Data shown>
>> START

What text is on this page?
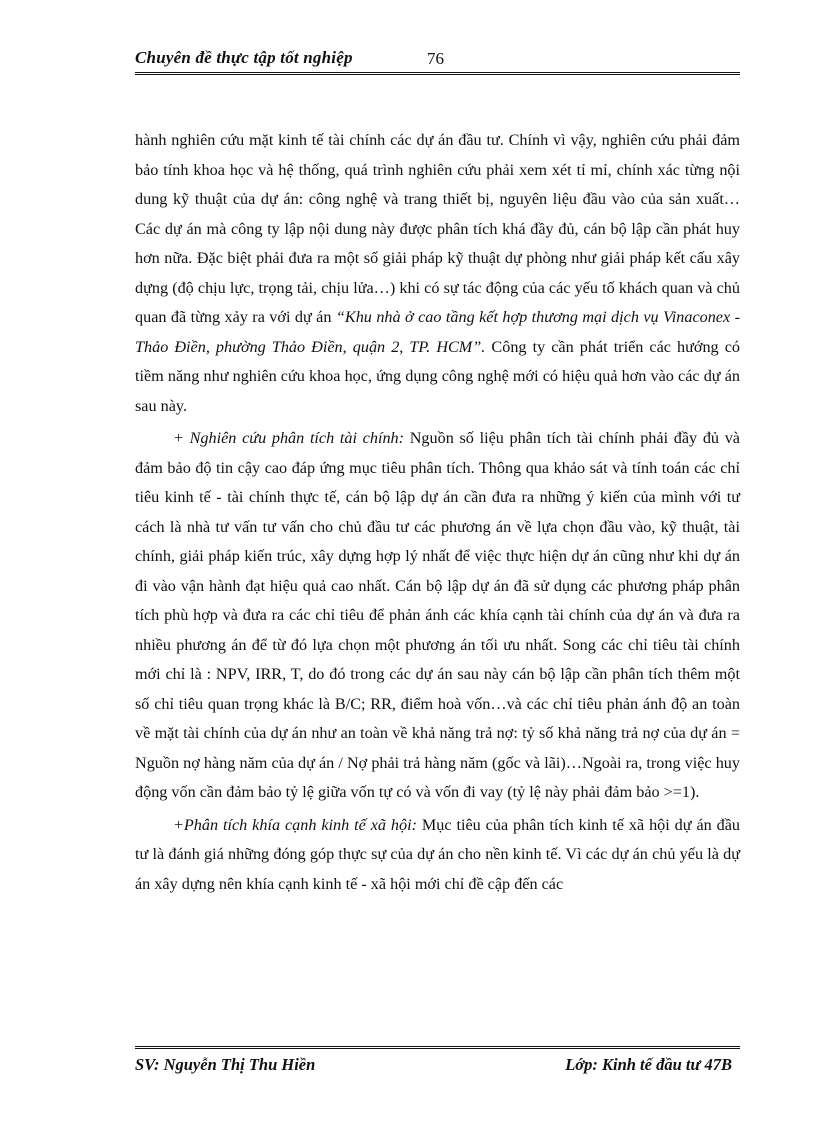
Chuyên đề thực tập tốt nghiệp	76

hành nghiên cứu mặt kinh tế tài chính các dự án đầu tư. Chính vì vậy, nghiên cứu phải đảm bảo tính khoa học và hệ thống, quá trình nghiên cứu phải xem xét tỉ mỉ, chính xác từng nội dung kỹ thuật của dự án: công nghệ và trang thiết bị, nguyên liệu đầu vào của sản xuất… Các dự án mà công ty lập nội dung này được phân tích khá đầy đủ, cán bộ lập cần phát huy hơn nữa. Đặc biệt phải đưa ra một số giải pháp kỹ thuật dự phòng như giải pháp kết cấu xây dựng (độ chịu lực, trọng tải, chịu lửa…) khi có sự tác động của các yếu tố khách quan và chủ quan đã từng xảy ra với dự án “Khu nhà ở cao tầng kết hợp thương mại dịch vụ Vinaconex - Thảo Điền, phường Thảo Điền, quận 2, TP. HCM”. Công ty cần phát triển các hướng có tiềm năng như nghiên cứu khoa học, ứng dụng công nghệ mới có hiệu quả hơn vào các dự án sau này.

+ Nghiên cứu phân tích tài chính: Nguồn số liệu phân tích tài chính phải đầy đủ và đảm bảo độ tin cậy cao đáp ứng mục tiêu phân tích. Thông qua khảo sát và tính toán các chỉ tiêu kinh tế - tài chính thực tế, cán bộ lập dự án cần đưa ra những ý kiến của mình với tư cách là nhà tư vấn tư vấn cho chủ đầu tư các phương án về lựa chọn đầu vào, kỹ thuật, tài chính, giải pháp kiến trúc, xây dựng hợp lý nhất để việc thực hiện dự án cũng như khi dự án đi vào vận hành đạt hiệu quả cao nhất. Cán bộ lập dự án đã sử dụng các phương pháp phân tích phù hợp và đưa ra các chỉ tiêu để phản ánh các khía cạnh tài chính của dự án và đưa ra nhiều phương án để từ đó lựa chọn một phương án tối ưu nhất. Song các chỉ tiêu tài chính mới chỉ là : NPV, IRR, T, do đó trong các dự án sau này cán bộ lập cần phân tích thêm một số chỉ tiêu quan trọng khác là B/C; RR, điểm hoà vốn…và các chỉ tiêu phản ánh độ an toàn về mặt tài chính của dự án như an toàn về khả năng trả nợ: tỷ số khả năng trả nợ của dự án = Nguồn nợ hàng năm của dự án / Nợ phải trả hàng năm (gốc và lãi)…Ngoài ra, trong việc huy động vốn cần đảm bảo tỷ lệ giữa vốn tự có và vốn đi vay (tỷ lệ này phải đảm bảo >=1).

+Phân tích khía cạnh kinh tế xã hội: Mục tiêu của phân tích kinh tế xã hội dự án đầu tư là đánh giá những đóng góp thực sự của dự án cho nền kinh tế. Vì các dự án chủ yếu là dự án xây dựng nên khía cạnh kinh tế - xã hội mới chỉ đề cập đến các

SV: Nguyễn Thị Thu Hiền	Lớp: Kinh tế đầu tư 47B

>> END
>> START

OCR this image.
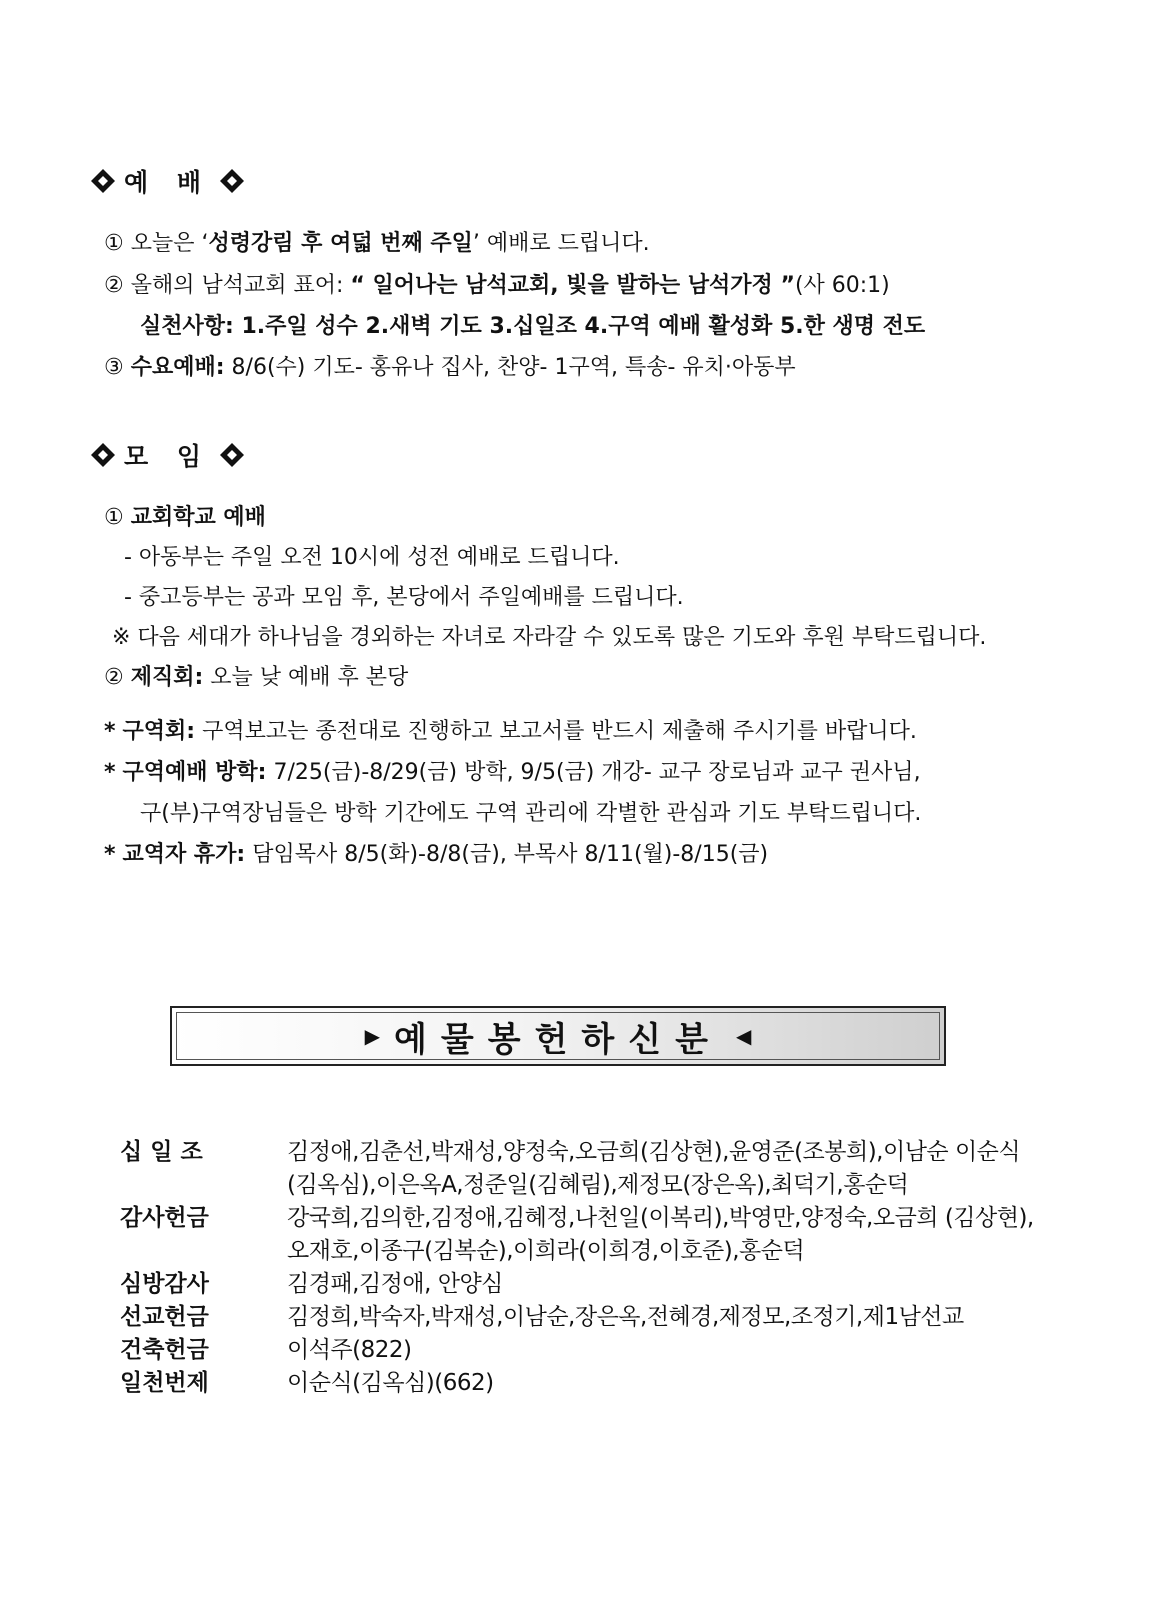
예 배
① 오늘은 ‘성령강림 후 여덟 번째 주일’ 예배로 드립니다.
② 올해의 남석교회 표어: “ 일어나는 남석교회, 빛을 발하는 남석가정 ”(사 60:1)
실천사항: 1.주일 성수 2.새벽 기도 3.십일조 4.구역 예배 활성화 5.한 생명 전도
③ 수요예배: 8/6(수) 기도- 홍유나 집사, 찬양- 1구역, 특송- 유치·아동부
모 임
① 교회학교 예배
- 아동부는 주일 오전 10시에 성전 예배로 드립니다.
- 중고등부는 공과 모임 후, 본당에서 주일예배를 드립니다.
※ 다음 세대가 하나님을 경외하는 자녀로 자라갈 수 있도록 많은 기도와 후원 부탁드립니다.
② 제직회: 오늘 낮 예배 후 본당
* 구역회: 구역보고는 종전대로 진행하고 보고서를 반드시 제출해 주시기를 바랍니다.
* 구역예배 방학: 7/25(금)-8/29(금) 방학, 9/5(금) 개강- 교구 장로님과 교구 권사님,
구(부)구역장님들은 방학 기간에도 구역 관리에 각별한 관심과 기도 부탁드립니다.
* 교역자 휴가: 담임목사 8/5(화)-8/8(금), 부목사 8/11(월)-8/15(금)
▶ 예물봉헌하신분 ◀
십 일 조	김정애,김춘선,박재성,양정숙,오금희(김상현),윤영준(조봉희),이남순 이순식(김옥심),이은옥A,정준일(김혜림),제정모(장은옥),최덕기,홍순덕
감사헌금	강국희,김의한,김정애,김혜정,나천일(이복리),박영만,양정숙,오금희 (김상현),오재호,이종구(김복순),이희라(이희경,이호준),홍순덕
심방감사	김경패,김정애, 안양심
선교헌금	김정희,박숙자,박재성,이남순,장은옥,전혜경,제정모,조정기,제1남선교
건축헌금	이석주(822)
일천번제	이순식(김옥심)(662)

>> END
>> START

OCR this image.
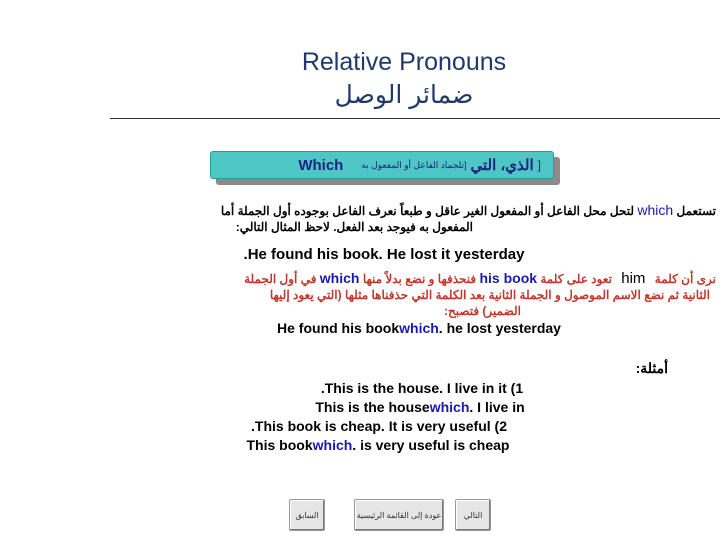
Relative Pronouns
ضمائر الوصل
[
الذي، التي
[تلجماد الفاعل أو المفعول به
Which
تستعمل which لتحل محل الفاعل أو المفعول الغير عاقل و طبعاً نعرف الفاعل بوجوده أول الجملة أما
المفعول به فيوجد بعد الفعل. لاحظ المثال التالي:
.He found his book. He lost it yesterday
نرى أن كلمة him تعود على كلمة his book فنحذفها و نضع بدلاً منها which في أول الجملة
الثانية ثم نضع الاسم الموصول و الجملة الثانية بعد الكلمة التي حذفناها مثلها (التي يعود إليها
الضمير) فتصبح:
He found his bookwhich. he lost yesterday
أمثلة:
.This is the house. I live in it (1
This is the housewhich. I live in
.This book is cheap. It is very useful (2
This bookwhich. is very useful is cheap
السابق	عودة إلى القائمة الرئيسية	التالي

>> END

Where a line of the material above holds the string "التي", copy that line.

The output>
الذي، التي
الثانية ثم نضع الاسم الموصول و الجملة الثانية بعد الكلمة التي حذفناها مثلها (التي يعود إليها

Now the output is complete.